• **EXERCISE PROMPT**
Take the listing and print it in full, exactly as given.
☆ ☆ ☆
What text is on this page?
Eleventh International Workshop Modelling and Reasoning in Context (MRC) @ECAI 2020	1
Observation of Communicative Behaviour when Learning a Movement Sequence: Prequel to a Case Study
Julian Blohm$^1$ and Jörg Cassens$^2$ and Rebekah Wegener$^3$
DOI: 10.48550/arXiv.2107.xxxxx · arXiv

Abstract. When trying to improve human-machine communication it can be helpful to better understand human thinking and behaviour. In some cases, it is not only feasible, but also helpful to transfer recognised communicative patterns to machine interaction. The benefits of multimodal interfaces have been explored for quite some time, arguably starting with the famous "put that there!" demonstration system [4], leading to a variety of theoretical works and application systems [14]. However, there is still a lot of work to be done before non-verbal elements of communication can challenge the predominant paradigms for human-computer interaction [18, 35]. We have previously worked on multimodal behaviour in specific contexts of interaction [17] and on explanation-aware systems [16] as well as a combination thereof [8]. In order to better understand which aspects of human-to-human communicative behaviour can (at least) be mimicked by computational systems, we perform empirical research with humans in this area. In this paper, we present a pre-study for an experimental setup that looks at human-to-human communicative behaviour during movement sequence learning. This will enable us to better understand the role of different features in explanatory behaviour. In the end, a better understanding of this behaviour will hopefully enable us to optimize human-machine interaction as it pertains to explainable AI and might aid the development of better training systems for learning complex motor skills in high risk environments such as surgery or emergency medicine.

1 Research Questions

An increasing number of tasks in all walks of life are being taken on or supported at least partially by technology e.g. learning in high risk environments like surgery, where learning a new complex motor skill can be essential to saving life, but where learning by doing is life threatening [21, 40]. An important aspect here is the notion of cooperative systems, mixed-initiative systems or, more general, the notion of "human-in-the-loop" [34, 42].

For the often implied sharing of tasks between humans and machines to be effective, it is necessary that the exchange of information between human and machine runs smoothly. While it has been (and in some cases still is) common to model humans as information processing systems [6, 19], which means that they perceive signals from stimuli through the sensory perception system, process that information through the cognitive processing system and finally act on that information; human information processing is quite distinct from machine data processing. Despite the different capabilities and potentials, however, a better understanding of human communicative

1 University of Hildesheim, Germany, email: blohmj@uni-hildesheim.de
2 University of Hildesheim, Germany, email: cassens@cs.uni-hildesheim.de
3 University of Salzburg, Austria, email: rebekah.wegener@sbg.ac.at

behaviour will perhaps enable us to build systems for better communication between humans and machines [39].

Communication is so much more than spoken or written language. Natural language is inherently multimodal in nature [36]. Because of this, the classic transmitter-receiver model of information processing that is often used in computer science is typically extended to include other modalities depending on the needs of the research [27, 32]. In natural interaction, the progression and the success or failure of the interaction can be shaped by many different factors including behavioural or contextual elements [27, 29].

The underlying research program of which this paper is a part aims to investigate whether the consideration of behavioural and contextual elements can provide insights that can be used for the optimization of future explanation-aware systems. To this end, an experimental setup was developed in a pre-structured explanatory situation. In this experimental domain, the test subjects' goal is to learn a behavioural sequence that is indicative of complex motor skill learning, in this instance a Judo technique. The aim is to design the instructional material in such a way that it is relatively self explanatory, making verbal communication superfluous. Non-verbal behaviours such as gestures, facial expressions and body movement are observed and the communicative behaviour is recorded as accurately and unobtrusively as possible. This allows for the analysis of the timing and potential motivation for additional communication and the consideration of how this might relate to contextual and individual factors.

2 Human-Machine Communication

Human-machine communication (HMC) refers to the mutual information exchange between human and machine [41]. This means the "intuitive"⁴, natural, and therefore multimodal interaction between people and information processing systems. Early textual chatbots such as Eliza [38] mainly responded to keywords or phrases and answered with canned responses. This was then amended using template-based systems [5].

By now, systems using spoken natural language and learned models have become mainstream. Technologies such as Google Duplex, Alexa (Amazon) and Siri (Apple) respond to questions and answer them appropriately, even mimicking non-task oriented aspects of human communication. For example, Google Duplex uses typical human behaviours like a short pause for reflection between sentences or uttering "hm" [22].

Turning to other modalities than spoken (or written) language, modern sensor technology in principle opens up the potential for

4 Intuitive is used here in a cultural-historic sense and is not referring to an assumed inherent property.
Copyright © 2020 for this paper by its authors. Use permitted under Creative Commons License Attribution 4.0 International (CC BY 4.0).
☆ ☆ ☆
• **ANSWER TO THE TASK**
What text is on this page?
Eleventh International Workshop Modelling and Reasoning in Context (MRC) @ECAI 2020	1
Observation of Communicative Behaviour when Learning a Movement Sequence: Prequel to a Case Study
Julian Blohm$^1$ and Jörg Cassens$^2$ and Rebekah Wegener$^3$
DOI: 10.48550/arXiv.2107.xxxxx · arXiv

Abstract. When trying to improve human-machine communication it can be helpful to better understand human thinking and behaviour. In some cases, it is not only feasible, but also helpful to transfer recognised communicative patterns to machine interaction. The benefits of multimodal interfaces have been explored for quite some time, arguably starting with the famous "put that there!" demonstration system [4], leading to a variety of theoretical works and application systems [14]. However, there is still a lot of work to be done before non-verbal elements of communication can challenge the predominant paradigms for human-computer interaction [18, 35]. We have previously worked on multimodal behaviour in specific contexts of interaction [17] and on explanation-aware systems [16] as well as a combination thereof [8]. In order to better understand which aspects of human-to-human communicative behaviour can (at least) be mimicked by computational systems, we perform empirical research with humans in this area. In this paper, we present a pre-study for an experimental setup that looks at human-to-human communicative behaviour during movement sequence learning. This will enable us to better understand the role of different features in explanatory behaviour. In the end, a better understanding of this behaviour will hopefully enable us to optimize human-machine interaction as it pertains to explainable AI and might aid the development of better training systems for learning complex motor skills in high risk environments such as surgery or emergency medicine.

1 Research Questions

An increasing number of tasks in all walks of life are being taken on or supported at least partially by technology e.g. learning in high risk environments like surgery, where learning a new complex motor skill can be essential to saving life, but where learning by doing is life threatening [21, 40]. An important aspect here is the notion of cooperative systems, mixed-initiative systems or, more general, the notion of "human-in-the-loop" [34, 42].

For the often implied sharing of tasks between humans and machines to be effective, it is necessary that the exchange of information between human and machine runs smoothly. While it has been (and in some cases still is) common to model humans as information processing systems [6, 19], which means that they perceive signals from stimuli through the sensory perception system, process that information through the cognitive processing system and finally act on that information; human information processing is quite distinct from machine data processing. Despite the different capabilities and potentials, however, a better understanding of human communicative

1 University of Hildesheim, Germany, email: blohmj@uni-hildesheim.de
2 University of Hildesheim, Germany, email: cassens@cs.uni-hildesheim.de
3 University of Salzburg, Austria, email: rebekah.wegener@sbg.ac.at

behaviour will perhaps enable us to build systems for better communication between humans and machines [39].

Communication is so much more than spoken or written language. Natural language is inherently multimodal in nature [36]. Because of this, the classic transmitter-receiver model of information processing that is often used in computer science is typically extended to include other modalities depending on the needs of the research [27, 32]. In natural interaction, the progression and the success or failure of the interaction can be shaped by many different factors including behavioural or contextual elements [27, 29].

The underlying research program of which this paper is a part aims to investigate whether the consideration of behavioural and contextual elements can provide insights that can be used for the optimization of future explanation-aware systems. To this end, an experimental setup was developed in a pre-structured explanatory situation. In this experimental domain, the test subjects' goal is to learn a behavioural sequence that is indicative of complex motor skill learning, in this instance a Judo technique. The aim is to design the instructional material in such a way that it is relatively self explanatory, making verbal communication superfluous. Non-verbal behaviours such as gestures, facial expressions and body movement are observed and the communicative behaviour is recorded as accurately and unobtrusively as possible. This allows for the analysis of the timing and potential motivation for additional communication and the consideration of how this might relate to contextual and individual factors.

2 Human-Machine Communication

Human-machine communication (HMC) refers to the mutual information exchange between human and machine [41]. This means the "intuitive"⁴, natural, and therefore multimodal interaction between people and information processing systems. Early textual chatbots such as Eliza [38] mainly responded to keywords or phrases and answered with canned responses. This was then amended using template-based systems [5].

By now, systems using spoken natural language and learned models have become mainstream. Technologies such as Google Duplex, Alexa (Amazon) and Siri (Apple) respond to questions and answer them appropriately, even mimicking non-task oriented aspects of human communication. For example, Google Duplex uses typical human behaviours like a short pause for reflection between sentences or uttering "hm" [22].

Turning to other modalities than spoken (or written) language, modern sensor technology in principle opens up the potential for

4 Intuitive is used here in a cultural-historic sense and is not referring to an assumed inherent property.
Copyright © 2020 for this paper by its authors. Use permitted under Creative Commons License Attribution 4.0 International (CC BY 4.0).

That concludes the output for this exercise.